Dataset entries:
————————
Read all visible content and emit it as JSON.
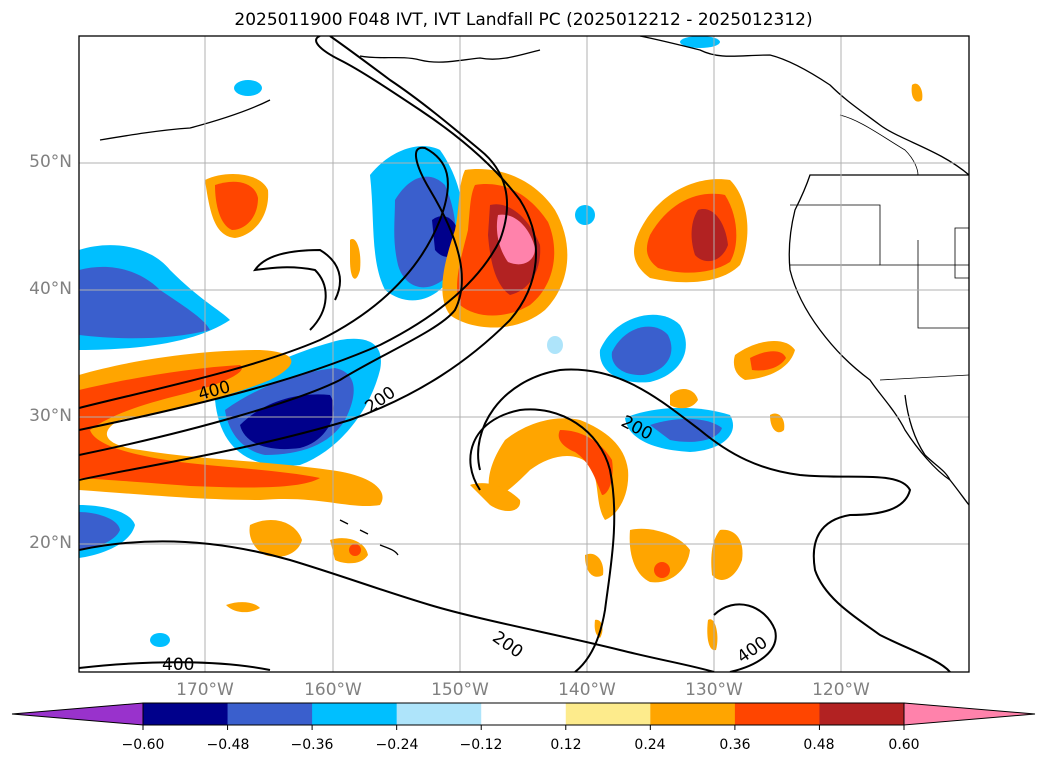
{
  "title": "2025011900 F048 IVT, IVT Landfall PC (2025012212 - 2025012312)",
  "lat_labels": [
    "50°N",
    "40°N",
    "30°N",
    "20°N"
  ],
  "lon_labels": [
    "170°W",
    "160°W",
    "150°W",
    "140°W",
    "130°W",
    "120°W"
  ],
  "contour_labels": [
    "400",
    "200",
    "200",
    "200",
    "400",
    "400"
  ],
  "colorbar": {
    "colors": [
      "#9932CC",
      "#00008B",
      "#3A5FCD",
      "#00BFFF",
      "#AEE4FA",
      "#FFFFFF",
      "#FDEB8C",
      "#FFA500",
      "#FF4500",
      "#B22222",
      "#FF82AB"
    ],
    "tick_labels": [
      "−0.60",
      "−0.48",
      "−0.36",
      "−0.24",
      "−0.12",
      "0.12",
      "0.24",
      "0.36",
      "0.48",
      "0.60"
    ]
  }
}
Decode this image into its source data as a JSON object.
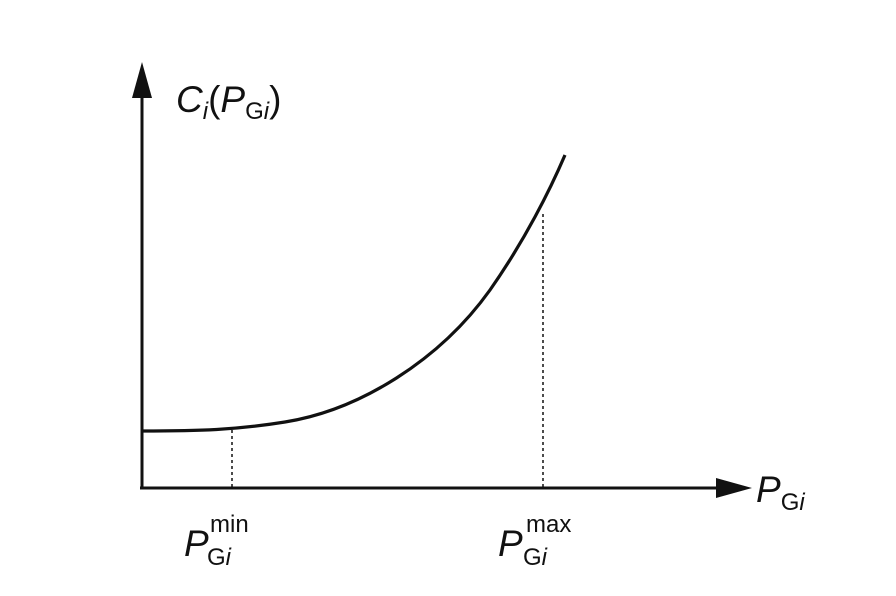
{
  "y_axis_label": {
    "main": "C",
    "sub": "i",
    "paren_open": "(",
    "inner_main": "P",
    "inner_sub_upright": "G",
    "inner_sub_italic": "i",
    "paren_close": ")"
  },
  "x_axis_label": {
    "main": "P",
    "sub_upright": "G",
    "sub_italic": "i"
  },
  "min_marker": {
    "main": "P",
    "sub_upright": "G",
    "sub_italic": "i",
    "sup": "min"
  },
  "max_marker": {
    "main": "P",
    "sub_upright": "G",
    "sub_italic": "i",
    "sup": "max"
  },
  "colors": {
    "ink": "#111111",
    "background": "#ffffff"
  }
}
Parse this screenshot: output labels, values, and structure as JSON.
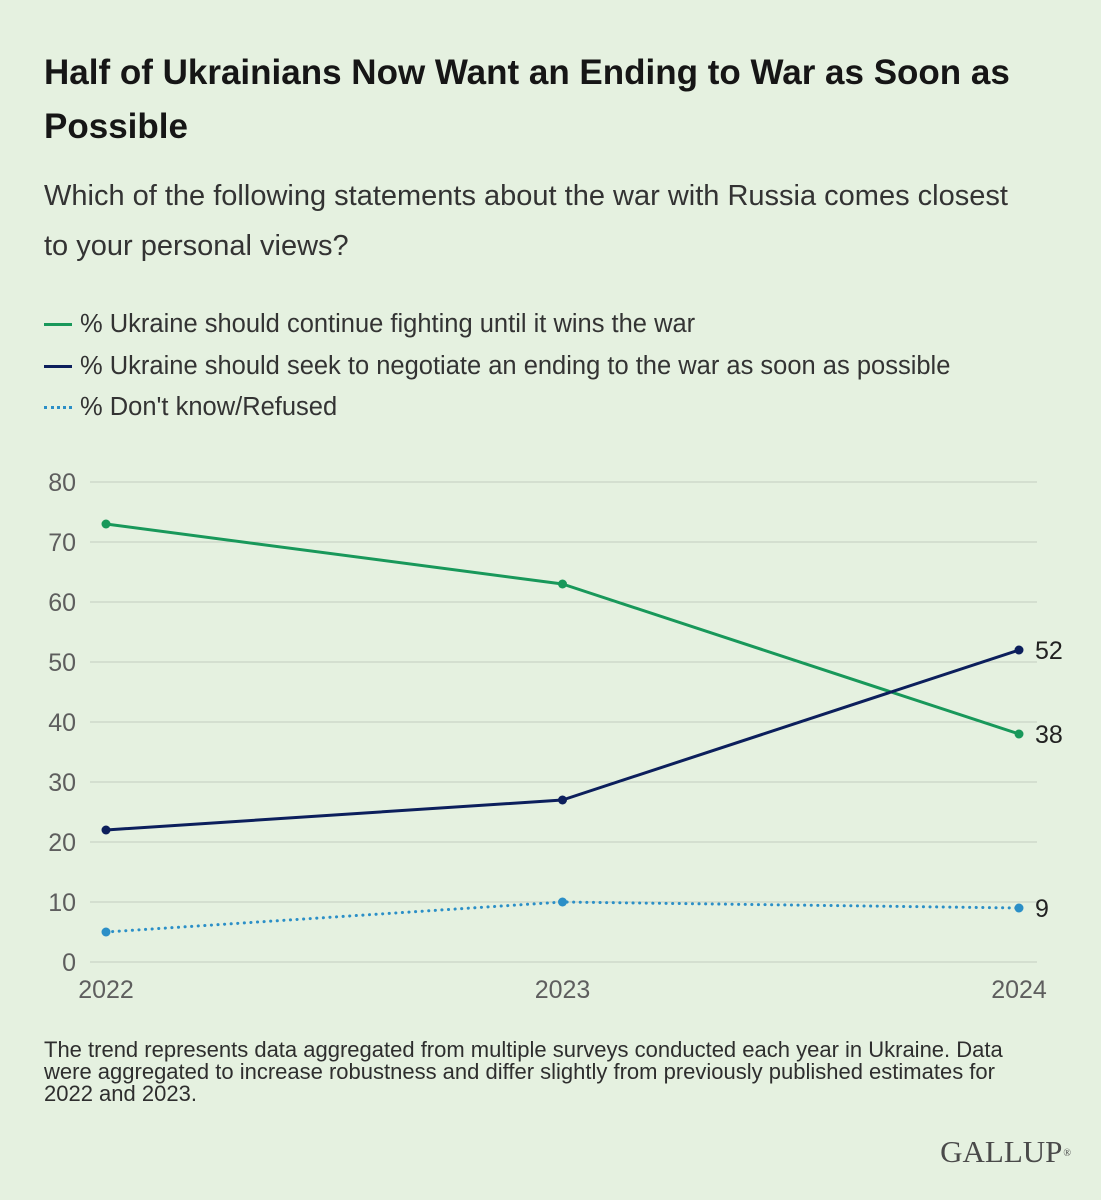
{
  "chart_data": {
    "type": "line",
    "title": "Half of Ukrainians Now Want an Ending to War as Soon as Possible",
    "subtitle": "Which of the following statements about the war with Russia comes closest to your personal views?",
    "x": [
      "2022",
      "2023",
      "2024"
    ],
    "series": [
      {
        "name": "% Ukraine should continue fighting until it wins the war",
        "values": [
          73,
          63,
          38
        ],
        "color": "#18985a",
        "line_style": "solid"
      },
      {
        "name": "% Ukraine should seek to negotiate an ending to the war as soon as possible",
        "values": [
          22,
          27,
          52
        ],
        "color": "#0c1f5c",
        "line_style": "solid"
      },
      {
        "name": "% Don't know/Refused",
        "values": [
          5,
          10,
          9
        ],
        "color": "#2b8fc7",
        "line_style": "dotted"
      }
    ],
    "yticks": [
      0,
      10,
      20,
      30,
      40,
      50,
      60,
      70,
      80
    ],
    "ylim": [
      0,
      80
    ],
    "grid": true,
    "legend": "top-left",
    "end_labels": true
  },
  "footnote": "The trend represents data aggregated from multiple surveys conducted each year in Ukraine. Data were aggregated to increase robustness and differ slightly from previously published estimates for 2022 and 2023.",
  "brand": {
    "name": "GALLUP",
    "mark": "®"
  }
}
————————
> **TASK BRIEF**
Transcribe the listing in full. Omit the pictures and keep every line exact.

> **RESPONSE TO THE TASK**
Read all visible content and emit it as JSON.
{
  "title": "2025011900 F048 IVT, IVT Landfall PC (2025012212 - 2025012312)",
  "lat_labels": [
    "50°N",
    "40°N",
    "30°N",
    "20°N"
  ],
  "lon_labels": [
    "170°W",
    "160°W",
    "150°W",
    "140°W",
    "130°W",
    "120°W"
  ],
  "contour_labels": [
    "400",
    "200",
    "200",
    "200",
    "400",
    "400"
  ],
  "colorbar": {
    "colors": [
      "#9932CC",
      "#00008B",
      "#3A5FCD",
      "#00BFFF",
      "#AEE4FA",
      "#FFFFFF",
      "#FDEB8C",
      "#FFA500",
      "#FF4500",
      "#B22222",
      "#FF82AB"
    ],
    "tick_labels": [
      "−0.60",
      "−0.48",
      "−0.36",
      "−0.24",
      "−0.12",
      "0.12",
      "0.24",
      "0.36",
      "0.48",
      "0.60"
    ]
  }
}
Decode this image into its source data as a JSON object.
{
  "y_axis_label": {
    "main": "C",
    "sub": "i",
    "paren_open": "(",
    "inner_main": "P",
    "inner_sub_upright": "G",
    "inner_sub_italic": "i",
    "paren_close": ")"
  },
  "x_axis_label": {
    "main": "P",
    "sub_upright": "G",
    "sub_italic": "i"
  },
  "min_marker": {
    "main": "P",
    "sub_upright": "G",
    "sub_italic": "i",
    "sup": "min"
  },
  "max_marker": {
    "main": "P",
    "sub_upright": "G",
    "sub_italic": "i",
    "sup": "max"
  },
  "colors": {
    "ink": "#111111",
    "background": "#ffffff"
  }
}
Parse this screenshot: output labels, values, and structure as JSON.
{
  "chart_data": {
    "type": "line",
    "title": "Half of Ukrainians Now Want an Ending to War as Soon as Possible",
    "subtitle": "Which of the following statements about the war with Russia comes closest to your personal views?",
    "x": [
      "2022",
      "2023",
      "2024"
    ],
    "series": [
      {
        "name": "% Ukraine should continue fighting until it wins the war",
        "values": [
          73,
          63,
          38
        ],
        "color": "#18985a",
        "line_style": "solid"
      },
      {
        "name": "% Ukraine should seek to negotiate an ending to the war as soon as possible",
        "values": [
          22,
          27,
          52
        ],
        "color": "#0c1f5c",
        "line_style": "solid"
      },
      {
        "name": "% Don't know/Refused",
        "values": [
          5,
          10,
          9
        ],
        "color": "#2b8fc7",
        "line_style": "dotted"
      }
    ],
    "yticks": [
      0,
      10,
      20,
      30,
      40,
      50,
      60,
      70,
      80
    ],
    "ylim": [
      0,
      80
    ],
    "grid": true,
    "legend": "top-left",
    "end_labels": true
  },
  "footnote": "The trend represents data aggregated from multiple surveys conducted each year in Ukraine. Data were aggregated to increase robustness and differ slightly from previously published estimates for 2022 and 2023.",
  "brand": {
    "name": "GALLUP",
    "mark": "®"
  }
}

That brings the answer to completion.